| Task brief |
Wherever a line holds the string "content", copy that line.

___ Material to process ___

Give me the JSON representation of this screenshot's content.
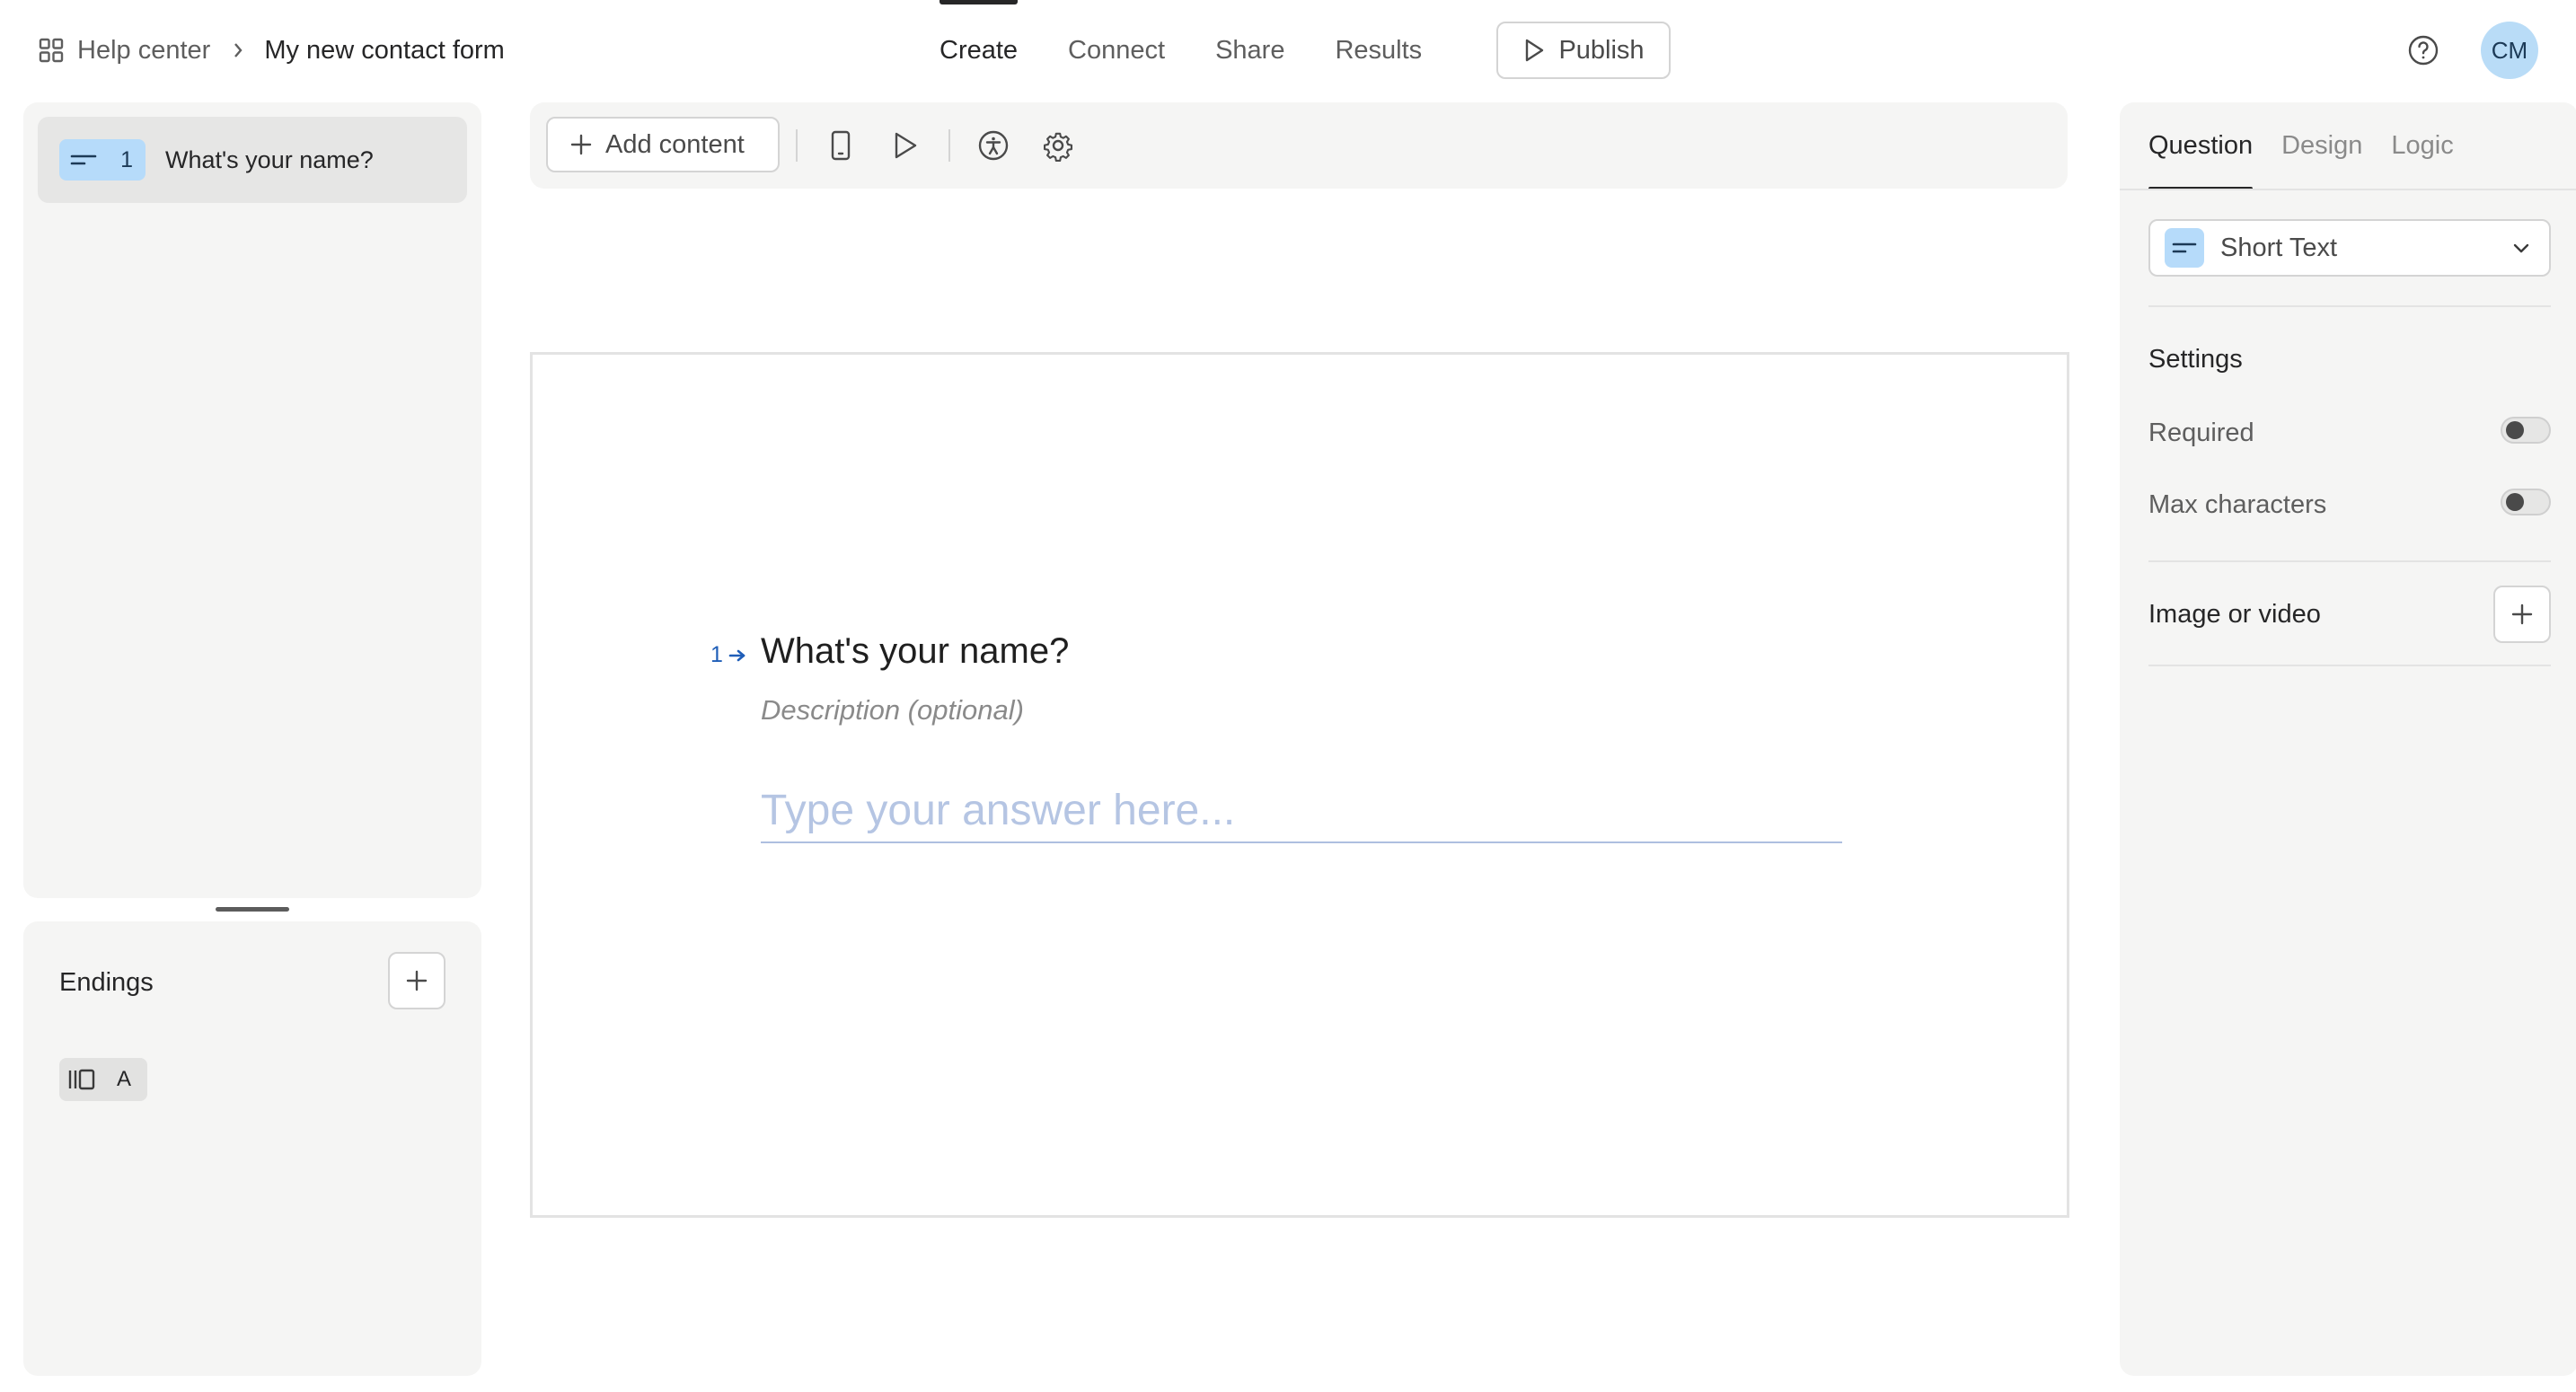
{
  "breadcrumb": {
    "workspace": "Help center",
    "form": "My new contact form"
  },
  "nav": {
    "tabs": [
      {
        "label": "Create",
        "active": true
      },
      {
        "label": "Connect",
        "active": false
      },
      {
        "label": "Share",
        "active": false
      },
      {
        "label": "Results",
        "active": false
      }
    ],
    "publish_label": "Publish"
  },
  "user": {
    "initials": "CM",
    "avatar_color": "#b9dcf7"
  },
  "questions": [
    {
      "number": "1",
      "title": "What's your name?",
      "icon": "short-text-icon"
    }
  ],
  "endings": {
    "title": "Endings",
    "items": [
      {
        "label": "A",
        "icon": "ending-icon"
      }
    ]
  },
  "toolbar": {
    "add_content_label": "Add content",
    "icons": [
      "mobile-preview-icon",
      "play-icon",
      "accessibility-icon",
      "gear-icon"
    ]
  },
  "canvas": {
    "question_number": "1",
    "question_title": "What's your name?",
    "description_placeholder": "Description (optional)",
    "answer_placeholder": "Type your answer here..."
  },
  "right_panel": {
    "tabs": [
      {
        "label": "Question",
        "active": true
      },
      {
        "label": "Design",
        "active": false
      },
      {
        "label": "Logic",
        "active": false
      }
    ],
    "question_type": "Short Text",
    "settings_title": "Settings",
    "settings": [
      {
        "label": "Required",
        "enabled": false
      },
      {
        "label": "Max characters",
        "enabled": false
      }
    ],
    "media_label": "Image or video"
  },
  "colors": {
    "accent_blue": "#b6dbfa",
    "panel_bg": "#f5f5f4",
    "link_blue": "#1f5eb8"
  }
}
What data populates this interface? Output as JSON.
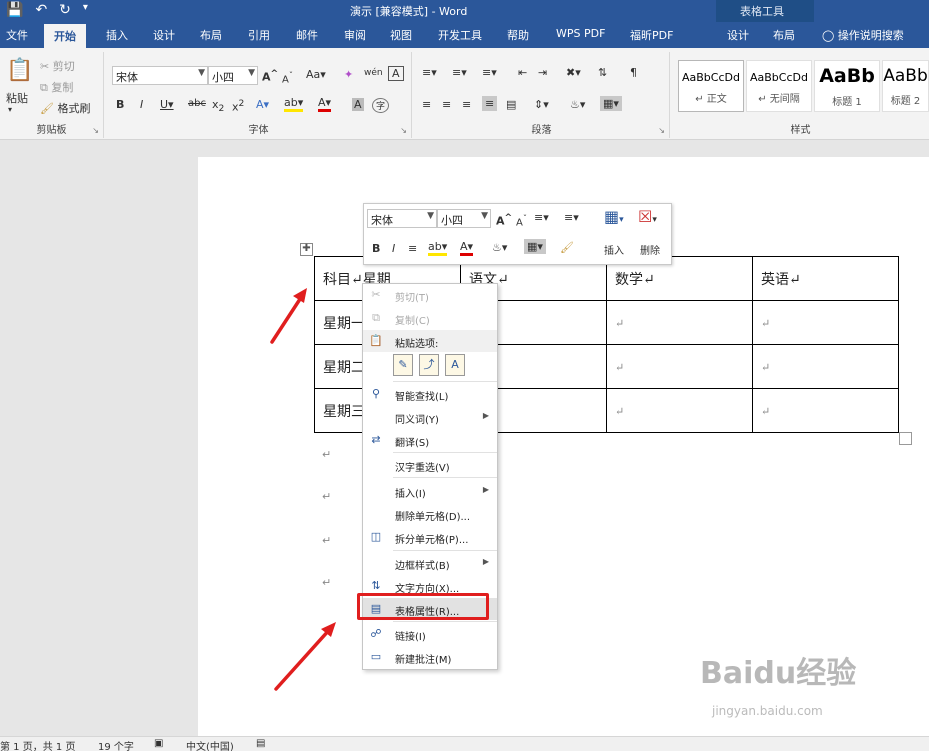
{
  "window": {
    "title": "演示 [兼容模式] - Word",
    "context_group": "表格工具",
    "qat_icons": [
      "save-icon",
      "undo-icon",
      "redo-icon",
      "customize-icon"
    ]
  },
  "tabs": [
    "文件",
    "开始",
    "插入",
    "设计",
    "布局",
    "引用",
    "邮件",
    "审阅",
    "视图",
    "开发工具",
    "帮助",
    "WPS PDF",
    "福昕PDF",
    "设计",
    "布局"
  ],
  "active_tab": "开始",
  "tell_me": "操作说明搜索",
  "ribbon": {
    "clipboard": {
      "label": "剪贴板",
      "paste": "粘贴",
      "cut": "剪切",
      "copy": "复制",
      "format_painter": "格式刷"
    },
    "font": {
      "label": "字体",
      "font_name": "宋体",
      "font_size": "小四"
    },
    "paragraph": {
      "label": "段落"
    },
    "styles": {
      "label": "样式",
      "cards": [
        {
          "sample": "AaBbCcDd",
          "name": "↵ 正文"
        },
        {
          "sample": "AaBbCcDd",
          "name": "↵ 无间隔"
        },
        {
          "sample": "AaBb",
          "name": "标题 1"
        },
        {
          "sample": "AaBb",
          "name": "标题 2"
        }
      ]
    }
  },
  "mini_toolbar": {
    "font_name": "宋体",
    "font_size": "小四",
    "insert": "插入",
    "delete": "删除"
  },
  "table": {
    "header": [
      "科目↵星期",
      "语文↵",
      "数学↵",
      "英语↵"
    ],
    "rows": [
      [
        "星期一",
        "↵",
        "↵",
        "↵"
      ],
      [
        "星期二",
        "↵",
        "↵",
        "↵"
      ],
      [
        "星期三",
        "↵",
        "↵",
        "↵"
      ]
    ]
  },
  "paragraph_marks": [
    "↵",
    "↵",
    "↵",
    "↵"
  ],
  "context_menu": {
    "items": [
      {
        "label": "剪切(T)",
        "icon": "cut-icon",
        "disabled": true
      },
      {
        "label": "复制(C)",
        "icon": "copy-icon",
        "disabled": true
      },
      {
        "label": "粘贴选项:",
        "icon": "paste-icon",
        "header": true
      },
      {
        "label": "智能查找(L)",
        "icon": "smart-lookup-icon"
      },
      {
        "label": "同义词(Y)",
        "icon": "",
        "submenu": true
      },
      {
        "label": "翻译(S)",
        "icon": "translate-icon"
      },
      {
        "label": "汉字重选(V)",
        "icon": ""
      },
      {
        "label": "插入(I)",
        "icon": "",
        "submenu": true
      },
      {
        "label": "删除单元格(D)...",
        "icon": ""
      },
      {
        "label": "拆分单元格(P)...",
        "icon": "split-cells-icon"
      },
      {
        "label": "边框样式(B)",
        "icon": "",
        "submenu": true
      },
      {
        "label": "文字方向(X)...",
        "icon": "text-direction-icon"
      },
      {
        "label": "表格属性(R)...",
        "icon": "table-properties-icon",
        "highlight": true
      },
      {
        "label": "链接(I)",
        "icon": "link-icon"
      },
      {
        "label": "新建批注(M)",
        "icon": "comment-icon"
      }
    ]
  },
  "status_bar": {
    "page": "第 1 页，共 1 页",
    "words": "19 个字",
    "language": "中文(中国)"
  },
  "watermark": {
    "logo": "Baidu经验",
    "url": "jingyan.baidu.com"
  },
  "accent_colors": {
    "title_bar": "#2b579a",
    "highlight": "#e01e1e"
  }
}
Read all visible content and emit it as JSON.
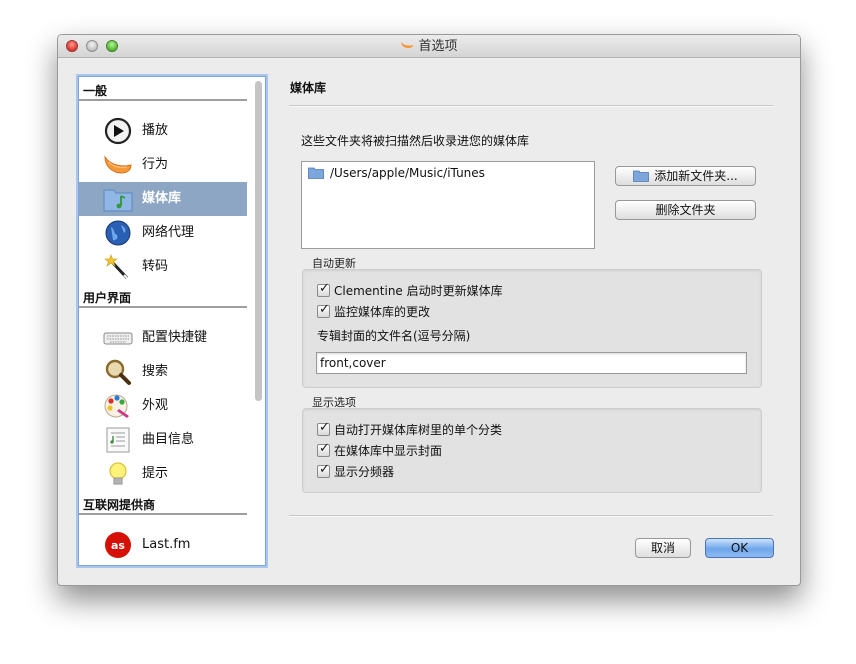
{
  "window": {
    "title": "首选项"
  },
  "sidebar": {
    "sections": [
      {
        "label": "一般"
      },
      {
        "label": "用户界面"
      },
      {
        "label": "互联网提供商"
      }
    ],
    "items": [
      {
        "label": "播放",
        "icon": "play-icon"
      },
      {
        "label": "行为",
        "icon": "clementine-icon"
      },
      {
        "label": "媒体库",
        "icon": "music-folder-icon",
        "selected": true
      },
      {
        "label": "网络代理",
        "icon": "globe-icon"
      },
      {
        "label": "转码",
        "icon": "magic-wand-icon"
      },
      {
        "label": "配置快捷键",
        "icon": "keyboard-icon"
      },
      {
        "label": "搜索",
        "icon": "magnifier-icon"
      },
      {
        "label": "外观",
        "icon": "palette-icon"
      },
      {
        "label": "曲目信息",
        "icon": "track-info-icon"
      },
      {
        "label": "提示",
        "icon": "lightbulb-icon"
      },
      {
        "label": "Last.fm",
        "icon": "lastfm-icon"
      }
    ]
  },
  "main": {
    "title": "媒体库",
    "description": "这些文件夹将被扫描然后收录进您的媒体库",
    "folders": [
      "/Users/apple/Music/iTunes"
    ],
    "add_folder_label": "添加新文件夹...",
    "remove_folder_label": "删除文件夹",
    "auto_update": {
      "label": "自动更新",
      "startup_update": {
        "label": "Clementine 启动时更新媒体库",
        "checked": true
      },
      "monitor_changes": {
        "label": "监控媒体库的更改",
        "checked": true
      },
      "cover_filename_label": "专辑封面的文件名(逗号分隔)",
      "cover_filename_value": "front,cover"
    },
    "display_options": {
      "label": "显示选项",
      "auto_open_single": {
        "label": "自动打开媒体库树里的单个分类",
        "checked": true
      },
      "show_covers": {
        "label": "在媒体库中显示封面",
        "checked": true
      },
      "show_dividers": {
        "label": "显示分频器",
        "checked": true
      }
    }
  },
  "footer": {
    "cancel_label": "取消",
    "ok_label": "OK"
  },
  "colors": {
    "selection": "#8da6c4",
    "primary_button": "#6fa6ec",
    "window_bg": "#ececec"
  }
}
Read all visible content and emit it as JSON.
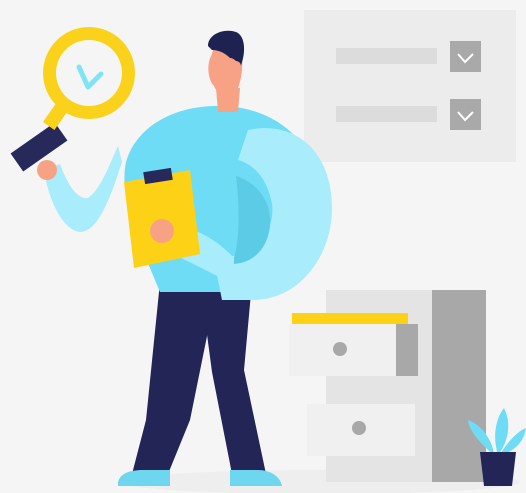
{
  "illustration": {
    "subject": "person-with-magnifier-and-clipboard",
    "colors": {
      "background": "#f6f5f6",
      "panel": "#ececec",
      "panel_row": "#dcdcdc",
      "checkbox": "#a9a9a9",
      "check_mark": "#ffffff",
      "magnifier_yellow": "#fad21b",
      "magnifier_handle": "#26295a",
      "magnifier_check": "#7fe4f5",
      "skin": "#f7a285",
      "hair": "#1e2250",
      "shirt": "#6fdcf6",
      "sleeve_light": "#a9ecfb",
      "sleeve_shadow": "#5ccbe6",
      "clipboard": "#fcd116",
      "clipboard_clip": "#26295a",
      "pants": "#232556",
      "shoes": "#6fd6f0",
      "cabinet": "#e4e4e4",
      "cabinet_side": "#a8a8a8",
      "drawer": "#f0f0f0",
      "drawer_knob": "#a8a8a8",
      "folder_yellow": "#fcd116",
      "plant_leaf": "#6fdcf6",
      "plant_pot": "#232556",
      "floor": "#eeeeee"
    },
    "icons": [
      "magnifier-icon",
      "check-icon",
      "chevron-down-icon",
      "clipboard-icon",
      "plant-icon",
      "cabinet-icon"
    ]
  }
}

___

| Written reply |
Give me the JSON representation of this screenshot's content.
    "add_content_label": "Add content",
Read all visible content and emit it as JSON.
Read all visible content and emit it as JSON.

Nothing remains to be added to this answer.